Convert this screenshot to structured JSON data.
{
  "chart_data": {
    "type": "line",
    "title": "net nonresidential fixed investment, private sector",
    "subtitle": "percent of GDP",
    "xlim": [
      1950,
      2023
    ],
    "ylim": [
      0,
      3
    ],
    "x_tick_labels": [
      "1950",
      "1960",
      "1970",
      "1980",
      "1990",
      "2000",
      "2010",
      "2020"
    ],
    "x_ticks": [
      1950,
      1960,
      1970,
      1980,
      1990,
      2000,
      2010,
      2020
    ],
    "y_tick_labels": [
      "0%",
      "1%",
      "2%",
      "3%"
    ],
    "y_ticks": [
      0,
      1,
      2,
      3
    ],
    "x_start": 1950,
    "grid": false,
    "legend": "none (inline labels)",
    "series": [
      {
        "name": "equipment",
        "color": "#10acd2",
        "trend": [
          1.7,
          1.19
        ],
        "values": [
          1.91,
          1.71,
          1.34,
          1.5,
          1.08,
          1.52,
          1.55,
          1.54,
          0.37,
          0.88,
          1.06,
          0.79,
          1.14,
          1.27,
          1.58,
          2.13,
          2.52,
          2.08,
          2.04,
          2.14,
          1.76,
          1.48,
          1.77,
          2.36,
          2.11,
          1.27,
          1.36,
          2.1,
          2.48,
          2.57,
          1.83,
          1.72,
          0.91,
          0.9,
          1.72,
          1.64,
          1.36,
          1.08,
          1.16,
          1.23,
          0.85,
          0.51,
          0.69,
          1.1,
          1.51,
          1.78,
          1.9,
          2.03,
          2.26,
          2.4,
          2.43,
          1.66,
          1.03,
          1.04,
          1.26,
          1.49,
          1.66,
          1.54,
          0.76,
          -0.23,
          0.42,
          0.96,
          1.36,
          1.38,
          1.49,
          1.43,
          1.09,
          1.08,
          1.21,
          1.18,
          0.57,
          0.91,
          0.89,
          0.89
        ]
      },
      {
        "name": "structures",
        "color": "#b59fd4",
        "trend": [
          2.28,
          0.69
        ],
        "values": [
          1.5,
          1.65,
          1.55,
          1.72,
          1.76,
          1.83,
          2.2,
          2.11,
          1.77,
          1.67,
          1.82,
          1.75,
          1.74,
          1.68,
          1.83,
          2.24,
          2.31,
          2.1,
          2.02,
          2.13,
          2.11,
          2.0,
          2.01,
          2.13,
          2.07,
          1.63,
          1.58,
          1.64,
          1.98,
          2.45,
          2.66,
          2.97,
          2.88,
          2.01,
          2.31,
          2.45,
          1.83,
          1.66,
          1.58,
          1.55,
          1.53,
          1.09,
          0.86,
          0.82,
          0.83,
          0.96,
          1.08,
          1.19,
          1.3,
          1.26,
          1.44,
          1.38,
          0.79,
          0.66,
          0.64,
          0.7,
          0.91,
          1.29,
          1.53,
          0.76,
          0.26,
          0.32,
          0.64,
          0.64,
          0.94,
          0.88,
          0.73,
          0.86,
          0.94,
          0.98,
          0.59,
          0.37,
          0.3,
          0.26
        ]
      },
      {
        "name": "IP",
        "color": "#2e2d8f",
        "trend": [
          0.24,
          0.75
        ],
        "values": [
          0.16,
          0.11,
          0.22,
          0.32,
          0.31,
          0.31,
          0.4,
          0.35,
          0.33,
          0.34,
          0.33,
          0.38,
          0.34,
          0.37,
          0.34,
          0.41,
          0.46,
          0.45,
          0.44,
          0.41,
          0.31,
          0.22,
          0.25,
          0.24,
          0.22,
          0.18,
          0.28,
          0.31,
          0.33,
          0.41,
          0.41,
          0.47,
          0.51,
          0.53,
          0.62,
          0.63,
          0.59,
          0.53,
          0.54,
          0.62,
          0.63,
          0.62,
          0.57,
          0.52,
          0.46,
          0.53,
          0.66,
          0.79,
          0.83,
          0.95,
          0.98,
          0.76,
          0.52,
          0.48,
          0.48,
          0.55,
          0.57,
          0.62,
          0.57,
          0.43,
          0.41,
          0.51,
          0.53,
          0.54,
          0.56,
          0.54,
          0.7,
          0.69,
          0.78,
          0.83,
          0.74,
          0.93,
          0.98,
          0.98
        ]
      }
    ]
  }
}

*****

Transcribe every entry exactly, omitting nothing.

Convert this screenshot to structured JSON data.
{
  "chart_data": {
    "type": "line",
    "title": "net nonresidential fixed investment, private sector",
    "subtitle": "percent of GDP",
    "xlim": [
      1950,
      2023
    ],
    "ylim": [
      0,
      3
    ],
    "x_tick_labels": [
      "1950",
      "1960",
      "1970",
      "1980",
      "1990",
      "2000",
      "2010",
      "2020"
    ],
    "x_ticks": [
      1950,
      1960,
      1970,
      1980,
      1990,
      2000,
      2010,
      2020
    ],
    "y_tick_labels": [
      "0%",
      "1%",
      "2%",
      "3%"
    ],
    "y_ticks": [
      0,
      1,
      2,
      3
    ],
    "x_start": 1950,
    "grid": false,
    "legend": "none (inline labels)",
    "series": [
      {
        "name": "equipment",
        "color": "#10acd2",
        "trend": [
          1.7,
          1.19
        ],
        "values": [
          1.91,
          1.71,
          1.34,
          1.5,
          1.08,
          1.52,
          1.55,
          1.54,
          0.37,
          0.88,
          1.06,
          0.79,
          1.14,
          1.27,
          1.58,
          2.13,
          2.52,
          2.08,
          2.04,
          2.14,
          1.76,
          1.48,
          1.77,
          2.36,
          2.11,
          1.27,
          1.36,
          2.1,
          2.48,
          2.57,
          1.83,
          1.72,
          0.91,
          0.9,
          1.72,
          1.64,
          1.36,
          1.08,
          1.16,
          1.23,
          0.85,
          0.51,
          0.69,
          1.1,
          1.51,
          1.78,
          1.9,
          2.03,
          2.26,
          2.4,
          2.43,
          1.66,
          1.03,
          1.04,
          1.26,
          1.49,
          1.66,
          1.54,
          0.76,
          -0.23,
          0.42,
          0.96,
          1.36,
          1.38,
          1.49,
          1.43,
          1.09,
          1.08,
          1.21,
          1.18,
          0.57,
          0.91,
          0.89,
          0.89
        ]
      },
      {
        "name": "structures",
        "color": "#b59fd4",
        "trend": [
          2.28,
          0.69
        ],
        "values": [
          1.5,
          1.65,
          1.55,
          1.72,
          1.76,
          1.83,
          2.2,
          2.11,
          1.77,
          1.67,
          1.82,
          1.75,
          1.74,
          1.68,
          1.83,
          2.24,
          2.31,
          2.1,
          2.02,
          2.13,
          2.11,
          2.0,
          2.01,
          2.13,
          2.07,
          1.63,
          1.58,
          1.64,
          1.98,
          2.45,
          2.66,
          2.97,
          2.88,
          2.01,
          2.31,
          2.45,
          1.83,
          1.66,
          1.58,
          1.55,
          1.53,
          1.09,
          0.86,
          0.82,
          0.83,
          0.96,
          1.08,
          1.19,
          1.3,
          1.26,
          1.44,
          1.38,
          0.79,
          0.66,
          0.64,
          0.7,
          0.91,
          1.29,
          1.53,
          0.76,
          0.26,
          0.32,
          0.64,
          0.64,
          0.94,
          0.88,
          0.73,
          0.86,
          0.94,
          0.98,
          0.59,
          0.37,
          0.3,
          0.26
        ]
      },
      {
        "name": "IP",
        "color": "#2e2d8f",
        "trend": [
          0.24,
          0.75
        ],
        "values": [
          0.16,
          0.11,
          0.22,
          0.32,
          0.31,
          0.31,
          0.4,
          0.35,
          0.33,
          0.34,
          0.33,
          0.38,
          0.34,
          0.37,
          0.34,
          0.41,
          0.46,
          0.45,
          0.44,
          0.41,
          0.31,
          0.22,
          0.25,
          0.24,
          0.22,
          0.18,
          0.28,
          0.31,
          0.33,
          0.41,
          0.41,
          0.47,
          0.51,
          0.53,
          0.62,
          0.63,
          0.59,
          0.53,
          0.54,
          0.62,
          0.63,
          0.62,
          0.57,
          0.52,
          0.46,
          0.53,
          0.66,
          0.79,
          0.83,
          0.95,
          0.98,
          0.76,
          0.52,
          0.48,
          0.48,
          0.55,
          0.57,
          0.62,
          0.57,
          0.43,
          0.41,
          0.51,
          0.53,
          0.54,
          0.56,
          0.54,
          0.7,
          0.69,
          0.78,
          0.83,
          0.74,
          0.93,
          0.98,
          0.98
        ]
      }
    ]
  }
}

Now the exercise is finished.